- **Recorded information**:
- - -
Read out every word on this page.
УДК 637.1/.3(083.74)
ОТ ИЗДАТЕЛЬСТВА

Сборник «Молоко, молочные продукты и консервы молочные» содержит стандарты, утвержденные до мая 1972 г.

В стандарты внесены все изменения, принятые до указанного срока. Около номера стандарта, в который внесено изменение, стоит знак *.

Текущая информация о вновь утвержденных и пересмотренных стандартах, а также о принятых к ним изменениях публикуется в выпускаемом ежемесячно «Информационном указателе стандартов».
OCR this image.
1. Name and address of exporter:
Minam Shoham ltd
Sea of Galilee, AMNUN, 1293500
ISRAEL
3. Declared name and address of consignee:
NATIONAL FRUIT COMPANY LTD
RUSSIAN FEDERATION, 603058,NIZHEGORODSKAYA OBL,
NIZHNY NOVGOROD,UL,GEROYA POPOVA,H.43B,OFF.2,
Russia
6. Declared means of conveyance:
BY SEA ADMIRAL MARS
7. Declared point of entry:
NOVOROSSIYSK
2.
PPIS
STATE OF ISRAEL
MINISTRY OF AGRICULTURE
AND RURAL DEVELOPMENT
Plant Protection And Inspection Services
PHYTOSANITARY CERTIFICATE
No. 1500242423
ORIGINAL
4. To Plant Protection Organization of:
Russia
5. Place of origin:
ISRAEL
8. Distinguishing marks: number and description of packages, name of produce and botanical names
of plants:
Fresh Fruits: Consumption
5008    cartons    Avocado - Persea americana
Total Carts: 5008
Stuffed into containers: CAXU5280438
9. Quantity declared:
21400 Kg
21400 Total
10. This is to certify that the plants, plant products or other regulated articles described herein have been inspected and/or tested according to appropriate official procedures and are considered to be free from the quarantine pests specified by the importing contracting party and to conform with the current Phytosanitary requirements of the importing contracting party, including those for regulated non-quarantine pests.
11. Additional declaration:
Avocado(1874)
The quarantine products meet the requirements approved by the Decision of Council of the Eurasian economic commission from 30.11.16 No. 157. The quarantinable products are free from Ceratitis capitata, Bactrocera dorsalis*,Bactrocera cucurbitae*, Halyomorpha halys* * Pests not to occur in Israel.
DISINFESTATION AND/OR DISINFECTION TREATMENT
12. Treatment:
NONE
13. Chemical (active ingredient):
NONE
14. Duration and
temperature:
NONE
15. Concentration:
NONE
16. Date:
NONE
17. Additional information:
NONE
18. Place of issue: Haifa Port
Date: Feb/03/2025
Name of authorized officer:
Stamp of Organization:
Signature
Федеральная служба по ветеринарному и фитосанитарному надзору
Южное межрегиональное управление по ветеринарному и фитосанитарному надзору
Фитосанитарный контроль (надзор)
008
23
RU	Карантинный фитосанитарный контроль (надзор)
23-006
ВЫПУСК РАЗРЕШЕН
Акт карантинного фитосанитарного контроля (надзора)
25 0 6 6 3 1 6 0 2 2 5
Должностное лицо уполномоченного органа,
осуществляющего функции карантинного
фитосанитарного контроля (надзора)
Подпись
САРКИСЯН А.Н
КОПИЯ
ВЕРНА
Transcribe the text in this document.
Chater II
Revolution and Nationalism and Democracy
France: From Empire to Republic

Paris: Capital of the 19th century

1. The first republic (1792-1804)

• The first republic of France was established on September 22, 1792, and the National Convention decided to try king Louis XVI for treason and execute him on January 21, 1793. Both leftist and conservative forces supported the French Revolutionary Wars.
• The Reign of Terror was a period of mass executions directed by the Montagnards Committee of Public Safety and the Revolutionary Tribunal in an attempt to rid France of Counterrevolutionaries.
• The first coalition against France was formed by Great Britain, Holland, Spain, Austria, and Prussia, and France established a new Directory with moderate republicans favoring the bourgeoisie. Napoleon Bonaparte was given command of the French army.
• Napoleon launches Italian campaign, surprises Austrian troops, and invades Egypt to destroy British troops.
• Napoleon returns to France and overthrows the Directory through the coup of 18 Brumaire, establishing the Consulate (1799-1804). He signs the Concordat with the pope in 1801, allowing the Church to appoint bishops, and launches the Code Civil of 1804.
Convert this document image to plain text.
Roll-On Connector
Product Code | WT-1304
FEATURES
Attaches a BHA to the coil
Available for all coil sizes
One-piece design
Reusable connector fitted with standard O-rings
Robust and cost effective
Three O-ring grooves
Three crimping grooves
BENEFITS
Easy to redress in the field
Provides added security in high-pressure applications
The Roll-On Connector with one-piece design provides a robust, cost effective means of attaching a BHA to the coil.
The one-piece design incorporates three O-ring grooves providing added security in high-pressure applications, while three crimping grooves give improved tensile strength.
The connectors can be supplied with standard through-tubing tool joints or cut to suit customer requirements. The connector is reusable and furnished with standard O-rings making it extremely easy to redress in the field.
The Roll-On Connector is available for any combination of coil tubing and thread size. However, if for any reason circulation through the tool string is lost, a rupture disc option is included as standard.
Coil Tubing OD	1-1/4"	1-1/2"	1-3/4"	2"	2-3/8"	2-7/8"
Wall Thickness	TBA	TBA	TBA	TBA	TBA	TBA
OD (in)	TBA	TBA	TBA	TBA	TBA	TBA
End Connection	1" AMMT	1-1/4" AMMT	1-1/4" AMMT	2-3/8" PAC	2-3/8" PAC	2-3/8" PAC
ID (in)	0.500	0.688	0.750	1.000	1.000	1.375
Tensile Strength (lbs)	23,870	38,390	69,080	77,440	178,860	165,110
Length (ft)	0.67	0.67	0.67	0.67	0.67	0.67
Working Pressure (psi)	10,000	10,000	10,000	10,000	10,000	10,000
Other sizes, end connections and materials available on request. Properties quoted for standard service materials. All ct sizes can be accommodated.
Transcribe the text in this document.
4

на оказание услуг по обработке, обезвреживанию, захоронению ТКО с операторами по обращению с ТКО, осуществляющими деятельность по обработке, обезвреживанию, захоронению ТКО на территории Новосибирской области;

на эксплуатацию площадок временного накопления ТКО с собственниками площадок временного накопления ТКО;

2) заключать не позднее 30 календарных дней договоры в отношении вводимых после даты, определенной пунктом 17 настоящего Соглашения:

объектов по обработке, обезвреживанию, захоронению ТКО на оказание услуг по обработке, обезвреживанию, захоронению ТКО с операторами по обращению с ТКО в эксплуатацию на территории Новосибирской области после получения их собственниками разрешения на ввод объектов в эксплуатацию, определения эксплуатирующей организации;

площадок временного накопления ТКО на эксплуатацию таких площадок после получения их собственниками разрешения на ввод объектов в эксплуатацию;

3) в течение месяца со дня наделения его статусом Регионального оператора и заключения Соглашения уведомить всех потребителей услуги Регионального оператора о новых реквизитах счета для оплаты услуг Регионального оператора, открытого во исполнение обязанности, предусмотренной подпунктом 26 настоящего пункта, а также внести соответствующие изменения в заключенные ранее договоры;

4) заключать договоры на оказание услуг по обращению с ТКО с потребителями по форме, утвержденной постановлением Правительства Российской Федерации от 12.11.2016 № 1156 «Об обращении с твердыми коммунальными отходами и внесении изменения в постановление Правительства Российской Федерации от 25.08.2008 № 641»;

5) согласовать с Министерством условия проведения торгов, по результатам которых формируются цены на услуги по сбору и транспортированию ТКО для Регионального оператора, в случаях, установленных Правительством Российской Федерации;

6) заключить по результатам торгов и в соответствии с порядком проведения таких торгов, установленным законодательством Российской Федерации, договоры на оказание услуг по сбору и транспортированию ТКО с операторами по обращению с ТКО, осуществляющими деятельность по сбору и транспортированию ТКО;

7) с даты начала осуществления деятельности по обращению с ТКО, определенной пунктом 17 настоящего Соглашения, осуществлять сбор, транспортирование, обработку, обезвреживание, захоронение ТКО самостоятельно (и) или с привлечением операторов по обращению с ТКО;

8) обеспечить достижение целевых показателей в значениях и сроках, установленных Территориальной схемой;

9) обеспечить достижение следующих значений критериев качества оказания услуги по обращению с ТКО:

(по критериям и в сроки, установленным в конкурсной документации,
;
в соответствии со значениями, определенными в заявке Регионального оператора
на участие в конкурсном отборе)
- - -
- **Directions**: Indicate how many lines of the material contain the string "Protection", giving the number and nothing more.

- **The reply**: 2